#### [EXERCISE REQUIREMENTS]
Every line of the data below is to be retyped exactly.

Document page text data:
....

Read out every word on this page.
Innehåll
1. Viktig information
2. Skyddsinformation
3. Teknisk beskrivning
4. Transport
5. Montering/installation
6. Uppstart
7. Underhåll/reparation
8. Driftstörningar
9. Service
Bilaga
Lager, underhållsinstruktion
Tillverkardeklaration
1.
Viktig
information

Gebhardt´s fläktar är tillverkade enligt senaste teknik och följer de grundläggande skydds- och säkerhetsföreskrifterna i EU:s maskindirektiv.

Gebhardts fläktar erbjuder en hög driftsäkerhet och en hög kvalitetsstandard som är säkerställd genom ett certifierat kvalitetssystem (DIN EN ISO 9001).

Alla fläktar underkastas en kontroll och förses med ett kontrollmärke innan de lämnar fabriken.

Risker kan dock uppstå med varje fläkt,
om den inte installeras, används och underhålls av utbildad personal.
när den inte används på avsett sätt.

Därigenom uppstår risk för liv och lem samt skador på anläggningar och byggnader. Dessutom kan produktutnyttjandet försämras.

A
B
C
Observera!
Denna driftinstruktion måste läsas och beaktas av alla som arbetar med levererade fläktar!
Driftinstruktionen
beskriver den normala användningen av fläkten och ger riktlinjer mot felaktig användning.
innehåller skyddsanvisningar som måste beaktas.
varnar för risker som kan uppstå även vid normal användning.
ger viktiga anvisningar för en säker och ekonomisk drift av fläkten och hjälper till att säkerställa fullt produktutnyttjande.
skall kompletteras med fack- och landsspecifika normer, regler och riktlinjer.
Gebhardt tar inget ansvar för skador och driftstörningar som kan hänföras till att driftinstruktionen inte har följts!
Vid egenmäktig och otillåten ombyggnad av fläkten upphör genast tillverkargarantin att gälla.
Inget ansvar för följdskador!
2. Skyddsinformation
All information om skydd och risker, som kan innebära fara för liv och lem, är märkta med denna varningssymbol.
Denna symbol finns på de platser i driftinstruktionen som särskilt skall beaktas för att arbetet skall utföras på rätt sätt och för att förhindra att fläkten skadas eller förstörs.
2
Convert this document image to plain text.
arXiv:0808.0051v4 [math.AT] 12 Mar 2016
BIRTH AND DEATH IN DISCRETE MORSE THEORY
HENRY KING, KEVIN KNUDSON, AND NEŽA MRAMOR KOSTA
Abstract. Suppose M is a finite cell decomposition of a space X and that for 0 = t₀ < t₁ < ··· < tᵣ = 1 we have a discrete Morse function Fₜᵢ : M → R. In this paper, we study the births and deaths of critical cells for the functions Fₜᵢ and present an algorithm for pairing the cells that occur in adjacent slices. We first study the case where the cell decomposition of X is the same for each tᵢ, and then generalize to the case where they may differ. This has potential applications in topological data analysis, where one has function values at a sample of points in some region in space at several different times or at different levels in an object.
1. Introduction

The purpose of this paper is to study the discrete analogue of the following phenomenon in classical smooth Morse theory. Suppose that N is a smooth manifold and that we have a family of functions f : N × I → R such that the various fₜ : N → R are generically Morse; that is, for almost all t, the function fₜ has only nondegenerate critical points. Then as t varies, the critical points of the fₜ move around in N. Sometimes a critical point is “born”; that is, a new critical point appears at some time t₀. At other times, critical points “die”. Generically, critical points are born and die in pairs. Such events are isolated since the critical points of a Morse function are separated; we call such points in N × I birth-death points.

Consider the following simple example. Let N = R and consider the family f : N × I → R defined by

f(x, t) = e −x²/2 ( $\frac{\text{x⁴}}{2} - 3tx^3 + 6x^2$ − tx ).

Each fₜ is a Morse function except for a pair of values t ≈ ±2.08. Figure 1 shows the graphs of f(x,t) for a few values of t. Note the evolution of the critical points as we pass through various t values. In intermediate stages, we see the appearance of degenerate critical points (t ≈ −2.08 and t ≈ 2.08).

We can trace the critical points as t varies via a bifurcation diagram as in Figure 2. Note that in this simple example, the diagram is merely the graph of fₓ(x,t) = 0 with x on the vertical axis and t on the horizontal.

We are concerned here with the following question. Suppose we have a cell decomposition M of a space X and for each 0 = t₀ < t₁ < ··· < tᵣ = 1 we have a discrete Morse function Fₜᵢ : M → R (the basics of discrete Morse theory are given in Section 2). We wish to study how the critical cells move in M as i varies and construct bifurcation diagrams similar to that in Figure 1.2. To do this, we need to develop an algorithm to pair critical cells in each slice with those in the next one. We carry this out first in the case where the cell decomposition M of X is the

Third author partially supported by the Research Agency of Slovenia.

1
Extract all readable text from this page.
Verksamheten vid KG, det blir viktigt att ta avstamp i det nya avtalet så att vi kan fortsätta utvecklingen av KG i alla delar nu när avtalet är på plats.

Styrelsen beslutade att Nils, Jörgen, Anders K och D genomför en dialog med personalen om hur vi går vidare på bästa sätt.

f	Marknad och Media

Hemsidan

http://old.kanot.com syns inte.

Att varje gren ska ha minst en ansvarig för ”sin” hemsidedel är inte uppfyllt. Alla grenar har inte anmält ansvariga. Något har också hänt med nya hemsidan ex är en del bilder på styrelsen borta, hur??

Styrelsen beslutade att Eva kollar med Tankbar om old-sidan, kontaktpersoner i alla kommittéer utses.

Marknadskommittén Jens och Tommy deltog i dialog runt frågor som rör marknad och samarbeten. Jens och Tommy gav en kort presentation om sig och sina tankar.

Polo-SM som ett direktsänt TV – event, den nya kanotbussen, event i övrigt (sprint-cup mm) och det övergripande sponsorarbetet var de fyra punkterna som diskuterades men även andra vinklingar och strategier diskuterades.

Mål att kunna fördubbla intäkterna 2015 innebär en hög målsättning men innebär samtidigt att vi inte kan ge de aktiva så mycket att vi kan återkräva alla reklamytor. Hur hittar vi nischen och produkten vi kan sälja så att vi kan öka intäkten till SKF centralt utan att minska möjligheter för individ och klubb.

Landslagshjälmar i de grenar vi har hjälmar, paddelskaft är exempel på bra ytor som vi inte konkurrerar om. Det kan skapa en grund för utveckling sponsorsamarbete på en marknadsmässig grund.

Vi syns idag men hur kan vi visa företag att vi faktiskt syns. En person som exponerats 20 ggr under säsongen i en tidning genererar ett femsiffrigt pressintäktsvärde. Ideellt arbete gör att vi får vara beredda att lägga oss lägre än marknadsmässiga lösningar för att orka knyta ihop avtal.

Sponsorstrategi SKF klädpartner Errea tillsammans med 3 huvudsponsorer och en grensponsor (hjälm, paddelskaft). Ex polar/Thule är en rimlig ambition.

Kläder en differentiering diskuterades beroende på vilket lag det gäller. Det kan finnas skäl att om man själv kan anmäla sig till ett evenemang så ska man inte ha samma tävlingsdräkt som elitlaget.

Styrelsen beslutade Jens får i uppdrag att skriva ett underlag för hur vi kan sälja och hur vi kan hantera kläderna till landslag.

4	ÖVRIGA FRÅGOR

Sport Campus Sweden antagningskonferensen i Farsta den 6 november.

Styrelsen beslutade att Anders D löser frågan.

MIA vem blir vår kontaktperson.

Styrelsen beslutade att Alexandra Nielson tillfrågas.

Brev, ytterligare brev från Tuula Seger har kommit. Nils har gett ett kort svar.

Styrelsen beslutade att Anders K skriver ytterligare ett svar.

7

....

#### [TASK RESULT]
Read out every word on this page.
Innehåll
1. Viktig information
2. Skyddsinformation
3. Teknisk beskrivning
4. Transport
5. Montering/installation
6. Uppstart
7. Underhåll/reparation
8. Driftstörningar
9. Service
Bilaga
Lager, underhållsinstruktion
Tillverkardeklaration
1.
Viktig
information

Gebhardt´s fläktar är tillverkade enligt senaste teknik och följer de grundläggande skydds- och säkerhetsföreskrifterna i EU:s maskindirektiv.

Gebhardts fläktar erbjuder en hög driftsäkerhet och en hög kvalitetsstandard som är säkerställd genom ett certifierat kvalitetssystem (DIN EN ISO 9001).

Alla fläktar underkastas en kontroll och förses med ett kontrollmärke innan de lämnar fabriken.

Risker kan dock uppstå med varje fläkt,
om den inte installeras, används och underhålls av utbildad personal.
när den inte används på avsett sätt.

Därigenom uppstår risk för liv och lem samt skador på anläggningar och byggnader. Dessutom kan produktutnyttjandet försämras.

A
B
C
Observera!
Denna driftinstruktion måste läsas och beaktas av alla som arbetar med levererade fläktar!
Driftinstruktionen
beskriver den normala användningen av fläkten och ger riktlinjer mot felaktig användning.
innehåller skyddsanvisningar som måste beaktas.
varnar för risker som kan uppstå även vid normal användning.
ger viktiga anvisningar för en säker och ekonomisk drift av fläkten och hjälper till att säkerställa fullt produktutnyttjande.
skall kompletteras med fack- och landsspecifika normer, regler och riktlinjer.
Gebhardt tar inget ansvar för skador och driftstörningar som kan hänföras till att driftinstruktionen inte har följts!
Vid egenmäktig och otillåten ombyggnad av fläkten upphör genast tillverkargarantin att gälla.
Inget ansvar för följdskador!
2. Skyddsinformation
All information om skydd och risker, som kan innebära fara för liv och lem, är märkta med denna varningssymbol.
Denna symbol finns på de platser i driftinstruktionen som särskilt skall beaktas för att arbetet skall utföras på rätt sätt och för att förhindra att fläkten skadas eller förstörs.
2
Convert this document image to plain text.
arXiv:0808.0051v4 [math.AT] 12 Mar 2016
BIRTH AND DEATH IN DISCRETE MORSE THEORY
HENRY KING, KEVIN KNUDSON, AND NEŽA MRAMOR KOSTA
Abstract. Suppose M is a finite cell decomposition of a space X and that for 0 = t₀ < t₁ < ··· < tᵣ = 1 we have a discrete Morse function Fₜᵢ : M → R. In this paper, we study the births and deaths of critical cells for the functions Fₜᵢ and present an algorithm for pairing the cells that occur in adjacent slices. We first study the case where the cell decomposition of X is the same for each tᵢ, and then generalize to the case where they may differ. This has potential applications in topological data analysis, where one has function values at a sample of points in some region in space at several different times or at different levels in an object.
1. Introduction

The purpose of this paper is to study the discrete analogue of the following phenomenon in classical smooth Morse theory. Suppose that N is a smooth manifold and that we have a family of functions f : N × I → R such that the various fₜ : N → R are generically Morse; that is, for almost all t, the function fₜ has only nondegenerate critical points. Then as t varies, the critical points of the fₜ move around in N. Sometimes a critical point is “born”; that is, a new critical point appears at some time t₀. At other times, critical points “die”. Generically, critical points are born and die in pairs. Such events are isolated since the critical points of a Morse function are separated; we call such points in N × I birth-death points.

Consider the following simple example. Let N = R and consider the family f : N × I → R defined by

f(x, t) = e −x²/2 ( $\frac{\text{x⁴}}{2} - 3tx^3 + 6x^2$ − tx ).

Each fₜ is a Morse function except for a pair of values t ≈ ±2.08. Figure 1 shows the graphs of f(x,t) for a few values of t. Note the evolution of the critical points as we pass through various t values. In intermediate stages, we see the appearance of degenerate critical points (t ≈ −2.08 and t ≈ 2.08).

We can trace the critical points as t varies via a bifurcation diagram as in Figure 2. Note that in this simple example, the diagram is merely the graph of fₓ(x,t) = 0 with x on the vertical axis and t on the horizontal.

We are concerned here with the following question. Suppose we have a cell decomposition M of a space X and for each 0 = t₀ < t₁ < ··· < tᵣ = 1 we have a discrete Morse function Fₜᵢ : M → R (the basics of discrete Morse theory are given in Section 2). We wish to study how the critical cells move in M as i varies and construct bifurcation diagrams similar to that in Figure 1.2. To do this, we need to develop an algorithm to pair critical cells in each slice with those in the next one. We carry this out first in the case where the cell decomposition M of X is the

Third author partially supported by the Research Agency of Slovenia.

1
Extract all readable text from this page.
Verksamheten vid KG, det blir viktigt att ta avstamp i det nya avtalet så att vi kan fortsätta utvecklingen av KG i alla delar nu när avtalet är på plats.

Styrelsen beslutade att Nils, Jörgen, Anders K och D genomför en dialog med personalen om hur vi går vidare på bästa sätt.

f	Marknad och Media

Hemsidan

http://old.kanot.com syns inte.

Att varje gren ska ha minst en ansvarig för ”sin” hemsidedel är inte uppfyllt. Alla grenar har inte anmält ansvariga. Något har också hänt med nya hemsidan ex är en del bilder på styrelsen borta, hur??

Styrelsen beslutade att Eva kollar med Tankbar om old-sidan, kontaktpersoner i alla kommittéer utses.

Marknadskommittén Jens och Tommy deltog i dialog runt frågor som rör marknad och samarbeten. Jens och Tommy gav en kort presentation om sig och sina tankar.

Polo-SM som ett direktsänt TV – event, den nya kanotbussen, event i övrigt (sprint-cup mm) och det övergripande sponsorarbetet var de fyra punkterna som diskuterades men även andra vinklingar och strategier diskuterades.

Mål att kunna fördubbla intäkterna 2015 innebär en hög målsättning men innebär samtidigt att vi inte kan ge de aktiva så mycket att vi kan återkräva alla reklamytor. Hur hittar vi nischen och produkten vi kan sälja så att vi kan öka intäkten till SKF centralt utan att minska möjligheter för individ och klubb.

Landslagshjälmar i de grenar vi har hjälmar, paddelskaft är exempel på bra ytor som vi inte konkurrerar om. Det kan skapa en grund för utveckling sponsorsamarbete på en marknadsmässig grund.

Vi syns idag men hur kan vi visa företag att vi faktiskt syns. En person som exponerats 20 ggr under säsongen i en tidning genererar ett femsiffrigt pressintäktsvärde. Ideellt arbete gör att vi får vara beredda att lägga oss lägre än marknadsmässiga lösningar för att orka knyta ihop avtal.

Sponsorstrategi SKF klädpartner Errea tillsammans med 3 huvudsponsorer och en grensponsor (hjälm, paddelskaft). Ex polar/Thule är en rimlig ambition.

Kläder en differentiering diskuterades beroende på vilket lag det gäller. Det kan finnas skäl att om man själv kan anmäla sig till ett evenemang så ska man inte ha samma tävlingsdräkt som elitlaget.

Styrelsen beslutade Jens får i uppdrag att skriva ett underlag för hur vi kan sälja och hur vi kan hantera kläderna till landslag.

4	ÖVRIGA FRÅGOR

Sport Campus Sweden antagningskonferensen i Farsta den 6 november.

Styrelsen beslutade att Anders D löser frågan.

MIA vem blir vår kontaktperson.

Styrelsen beslutade att Alexandra Nielson tillfrågas.

Brev, ytterligare brev från Tuula Seger har kommit. Nils har gett ett kort svar.

Styrelsen beslutade att Anders K skriver ytterligare ett svar.

7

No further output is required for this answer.